[start of Raw records]
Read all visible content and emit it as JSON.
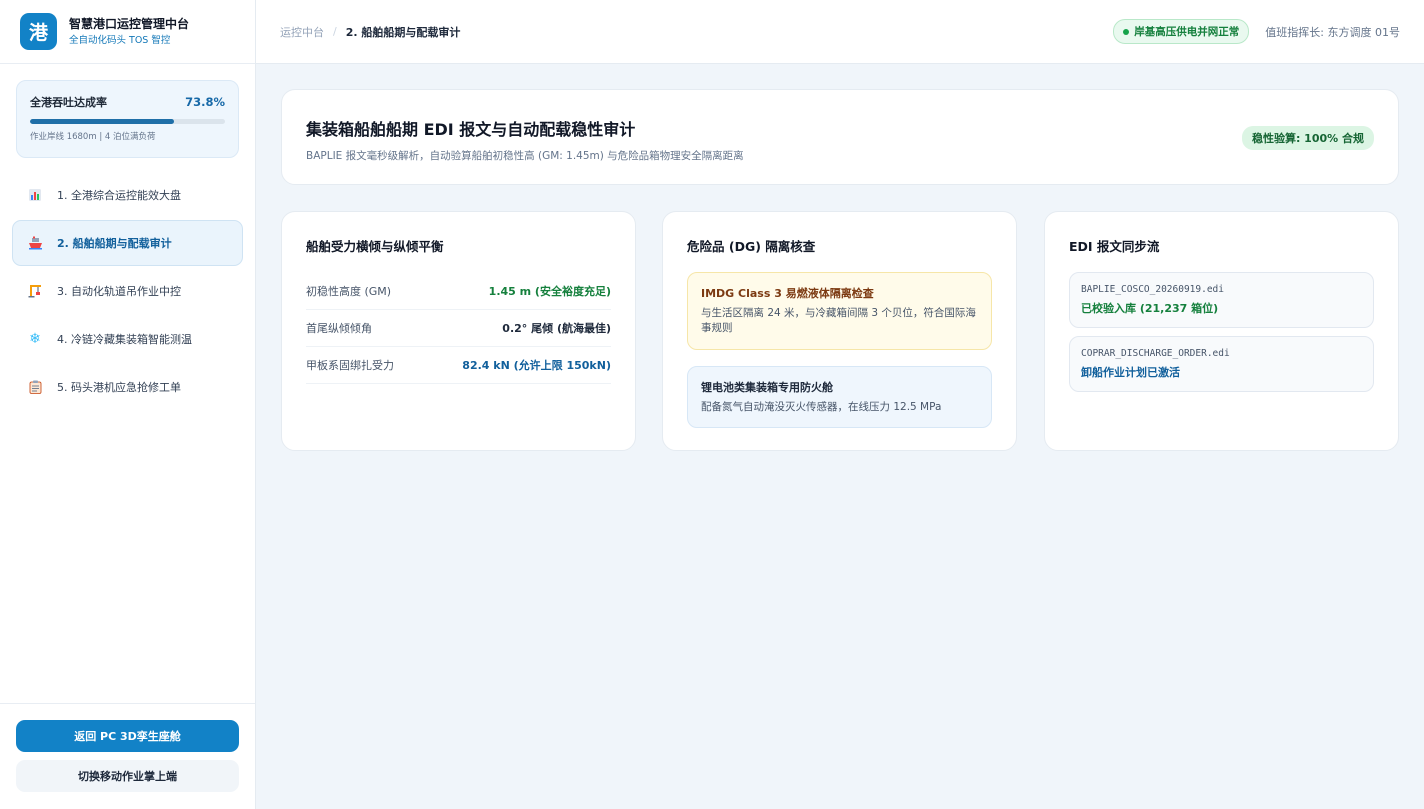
{
  "brand": {
    "logo_char": "港",
    "title": "智慧港口运控管理中台",
    "subtitle": "全自动化码头 TOS 智控"
  },
  "kpi": {
    "label": "全港吞吐达成率",
    "value": "73.8%",
    "progress_percent": 73.8,
    "note": "作业岸线 1680m | 4 泊位满负荷"
  },
  "nav": {
    "items": [
      {
        "label": "1. 全港综合运控能效大盘",
        "icon": "bar-chart-icon"
      },
      {
        "label": "2. 船舶船期与配载审计",
        "icon": "ship-icon",
        "active": true
      },
      {
        "label": "3. 自动化轨道吊作业中控",
        "icon": "crane-icon"
      },
      {
        "label": "4. 冷链冷藏集装箱智能测温",
        "icon": "snowflake-icon"
      },
      {
        "label": "5. 码头港机应急抢修工单",
        "icon": "clipboard-icon"
      }
    ]
  },
  "footer": {
    "primary_button": "返回 PC 3D孪生座舱",
    "secondary_button": "切换移动作业掌上端"
  },
  "header": {
    "breadcrumb_root": "运控中台",
    "breadcrumb_sep": "/",
    "breadcrumb_current": "2. 船舶船期与配载审计",
    "power_status": "岸基高压供电并网正常",
    "duty_officer": "值班指挥长: 东方调度 01号"
  },
  "hero": {
    "title": "集装箱船舶船期 EDI 报文与自动配载稳性审计",
    "subtitle": "BAPLIE 报文毫秒级解析，自动验算船舶初稳性高 (GM: 1.45m) 与危险品箱物理安全隔离距离",
    "badge": "稳性验算: 100% 合规"
  },
  "stability": {
    "title": "船舶受力横倾与纵倾平衡",
    "rows": [
      {
        "label": "初稳性高度 (GM)",
        "value": "1.45 m (安全裕度充足)"
      },
      {
        "label": "首尾纵倾倾角",
        "value": "0.2° 尾倾 (航海最佳)"
      },
      {
        "label": "甲板系固绑扎受力",
        "value": "82.4 kN (允许上限 150kN)"
      }
    ]
  },
  "dg": {
    "title": "危险品 (DG) 隔离核查",
    "warn": {
      "title": "IMDG Class 3 易燃液体隔离检查",
      "desc": "与生活区隔离 24 米，与冷藏箱间隔 3 个贝位，符合国际海事规则"
    },
    "info": {
      "title": "锂电池类集装箱专用防火舱",
      "desc": "配备氮气自动淹没灭火传感器，在线压力 12.5 MPa"
    }
  },
  "edi": {
    "title": "EDI 报文同步流",
    "items": [
      {
        "file": "BAPLIE_COSCO_20260919.edi",
        "status": "已校验入库 (21,237 箱位)"
      },
      {
        "file": "COPRAR_DISCHARGE_ORDER.edi",
        "status": "卸船作业计划已激活"
      }
    ]
  },
  "colors": {
    "brand": "#1282c7",
    "success": "#15803d",
    "value_blue": "#12609c"
  }
}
[end of Raw records]
**Task prompt:**
Each line holding "file" must be found and copied.

**Written solution:**
        "file": "BAPLIE_COSCO_20260919.edi",
        "file": "COPRAR_DISCHARGE_ORDER.edi",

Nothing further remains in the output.